Objective = Lines containing the word "كلية" are to be counted; state their number and nothing further.

Supplied information =
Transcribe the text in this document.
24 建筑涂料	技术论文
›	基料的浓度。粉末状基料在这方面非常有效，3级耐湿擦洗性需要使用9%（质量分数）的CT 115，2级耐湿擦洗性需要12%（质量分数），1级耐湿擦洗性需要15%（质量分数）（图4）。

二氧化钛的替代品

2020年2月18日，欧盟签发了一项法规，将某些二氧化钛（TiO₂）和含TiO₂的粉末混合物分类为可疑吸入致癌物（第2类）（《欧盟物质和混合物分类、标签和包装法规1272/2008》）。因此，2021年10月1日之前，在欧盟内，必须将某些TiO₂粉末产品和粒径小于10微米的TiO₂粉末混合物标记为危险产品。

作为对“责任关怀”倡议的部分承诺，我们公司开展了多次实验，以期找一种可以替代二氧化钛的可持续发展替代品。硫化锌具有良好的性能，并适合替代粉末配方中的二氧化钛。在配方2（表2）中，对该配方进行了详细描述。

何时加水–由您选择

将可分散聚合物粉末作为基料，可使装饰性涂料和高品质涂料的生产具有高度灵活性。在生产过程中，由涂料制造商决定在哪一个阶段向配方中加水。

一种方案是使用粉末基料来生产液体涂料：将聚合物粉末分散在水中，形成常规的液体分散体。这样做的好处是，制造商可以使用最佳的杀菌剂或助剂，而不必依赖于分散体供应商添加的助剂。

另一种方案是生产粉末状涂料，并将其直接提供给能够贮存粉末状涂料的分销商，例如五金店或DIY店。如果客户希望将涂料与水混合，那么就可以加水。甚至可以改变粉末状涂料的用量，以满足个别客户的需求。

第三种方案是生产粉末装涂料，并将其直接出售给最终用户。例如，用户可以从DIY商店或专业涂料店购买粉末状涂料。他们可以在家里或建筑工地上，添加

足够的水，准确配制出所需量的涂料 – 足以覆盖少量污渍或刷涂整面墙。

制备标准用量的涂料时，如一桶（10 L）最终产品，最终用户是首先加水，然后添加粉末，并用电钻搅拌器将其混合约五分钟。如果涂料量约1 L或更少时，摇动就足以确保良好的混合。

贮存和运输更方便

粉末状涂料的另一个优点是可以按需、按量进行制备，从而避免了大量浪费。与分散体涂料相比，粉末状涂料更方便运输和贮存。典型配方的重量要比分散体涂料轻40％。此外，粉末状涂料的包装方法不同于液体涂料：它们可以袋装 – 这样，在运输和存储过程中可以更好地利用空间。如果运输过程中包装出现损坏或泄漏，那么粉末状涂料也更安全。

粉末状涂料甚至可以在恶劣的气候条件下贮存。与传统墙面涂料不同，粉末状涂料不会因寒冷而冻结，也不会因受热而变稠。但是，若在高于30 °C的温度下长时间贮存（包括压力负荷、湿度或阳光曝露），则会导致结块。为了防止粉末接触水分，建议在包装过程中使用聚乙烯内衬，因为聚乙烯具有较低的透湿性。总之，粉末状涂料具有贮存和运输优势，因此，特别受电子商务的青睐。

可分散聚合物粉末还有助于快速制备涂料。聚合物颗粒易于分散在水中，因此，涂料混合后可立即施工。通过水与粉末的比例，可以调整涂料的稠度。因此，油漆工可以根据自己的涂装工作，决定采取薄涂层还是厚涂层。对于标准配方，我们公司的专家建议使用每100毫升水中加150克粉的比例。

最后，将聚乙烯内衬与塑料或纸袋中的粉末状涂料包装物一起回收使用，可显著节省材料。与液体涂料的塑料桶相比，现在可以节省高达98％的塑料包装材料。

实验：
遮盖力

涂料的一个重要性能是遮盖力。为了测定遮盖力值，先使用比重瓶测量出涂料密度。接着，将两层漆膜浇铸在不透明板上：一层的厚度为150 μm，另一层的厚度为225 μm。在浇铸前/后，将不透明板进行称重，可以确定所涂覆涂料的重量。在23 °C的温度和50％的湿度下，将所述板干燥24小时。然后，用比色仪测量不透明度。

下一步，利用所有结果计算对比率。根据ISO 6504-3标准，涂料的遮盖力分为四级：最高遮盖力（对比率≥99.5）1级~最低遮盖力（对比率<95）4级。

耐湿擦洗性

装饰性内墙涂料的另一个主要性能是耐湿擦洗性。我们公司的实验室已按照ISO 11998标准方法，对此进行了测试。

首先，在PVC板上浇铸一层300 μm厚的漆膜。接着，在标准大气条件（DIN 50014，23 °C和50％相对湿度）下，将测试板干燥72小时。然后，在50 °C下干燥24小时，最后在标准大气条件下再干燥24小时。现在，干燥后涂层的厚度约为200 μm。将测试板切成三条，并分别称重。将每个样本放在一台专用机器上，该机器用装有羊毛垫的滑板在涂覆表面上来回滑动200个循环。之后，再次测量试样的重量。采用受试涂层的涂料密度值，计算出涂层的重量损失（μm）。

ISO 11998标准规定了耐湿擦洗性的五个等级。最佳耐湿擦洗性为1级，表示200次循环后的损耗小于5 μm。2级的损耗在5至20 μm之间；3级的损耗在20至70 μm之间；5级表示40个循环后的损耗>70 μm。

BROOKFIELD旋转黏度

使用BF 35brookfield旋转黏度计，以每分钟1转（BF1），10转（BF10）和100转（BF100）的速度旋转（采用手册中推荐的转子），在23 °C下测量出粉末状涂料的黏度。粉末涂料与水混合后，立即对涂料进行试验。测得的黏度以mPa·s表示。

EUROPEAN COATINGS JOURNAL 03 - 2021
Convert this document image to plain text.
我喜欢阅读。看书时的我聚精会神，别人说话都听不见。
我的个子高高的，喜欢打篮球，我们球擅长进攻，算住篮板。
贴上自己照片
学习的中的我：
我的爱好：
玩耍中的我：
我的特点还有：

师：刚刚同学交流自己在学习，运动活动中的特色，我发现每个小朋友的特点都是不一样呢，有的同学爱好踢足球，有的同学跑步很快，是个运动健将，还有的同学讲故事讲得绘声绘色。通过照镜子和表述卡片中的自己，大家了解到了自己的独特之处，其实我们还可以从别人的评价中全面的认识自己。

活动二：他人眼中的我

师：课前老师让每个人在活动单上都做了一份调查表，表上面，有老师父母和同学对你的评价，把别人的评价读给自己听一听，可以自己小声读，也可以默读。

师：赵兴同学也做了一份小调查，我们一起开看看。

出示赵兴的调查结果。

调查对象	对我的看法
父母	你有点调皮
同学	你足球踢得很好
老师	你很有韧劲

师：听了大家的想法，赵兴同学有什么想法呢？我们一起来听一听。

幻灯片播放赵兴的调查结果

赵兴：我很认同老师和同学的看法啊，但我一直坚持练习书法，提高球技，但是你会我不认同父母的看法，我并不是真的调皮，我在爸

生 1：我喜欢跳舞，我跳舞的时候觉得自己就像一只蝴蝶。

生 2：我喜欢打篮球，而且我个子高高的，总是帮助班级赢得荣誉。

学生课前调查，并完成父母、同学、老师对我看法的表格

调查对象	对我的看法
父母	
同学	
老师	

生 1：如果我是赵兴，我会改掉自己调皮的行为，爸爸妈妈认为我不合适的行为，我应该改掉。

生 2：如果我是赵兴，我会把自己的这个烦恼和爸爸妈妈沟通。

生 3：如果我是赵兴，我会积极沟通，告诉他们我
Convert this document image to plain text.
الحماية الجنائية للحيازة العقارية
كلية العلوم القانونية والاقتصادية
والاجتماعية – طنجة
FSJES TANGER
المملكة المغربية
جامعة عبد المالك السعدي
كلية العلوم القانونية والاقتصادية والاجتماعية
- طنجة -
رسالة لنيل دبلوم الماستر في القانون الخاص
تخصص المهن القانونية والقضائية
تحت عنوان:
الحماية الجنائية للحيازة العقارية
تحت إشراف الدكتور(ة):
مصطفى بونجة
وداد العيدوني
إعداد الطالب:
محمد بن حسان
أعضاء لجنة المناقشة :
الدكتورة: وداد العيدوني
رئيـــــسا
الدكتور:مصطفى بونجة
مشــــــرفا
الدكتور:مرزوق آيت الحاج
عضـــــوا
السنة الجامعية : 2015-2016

Answer to this task = 2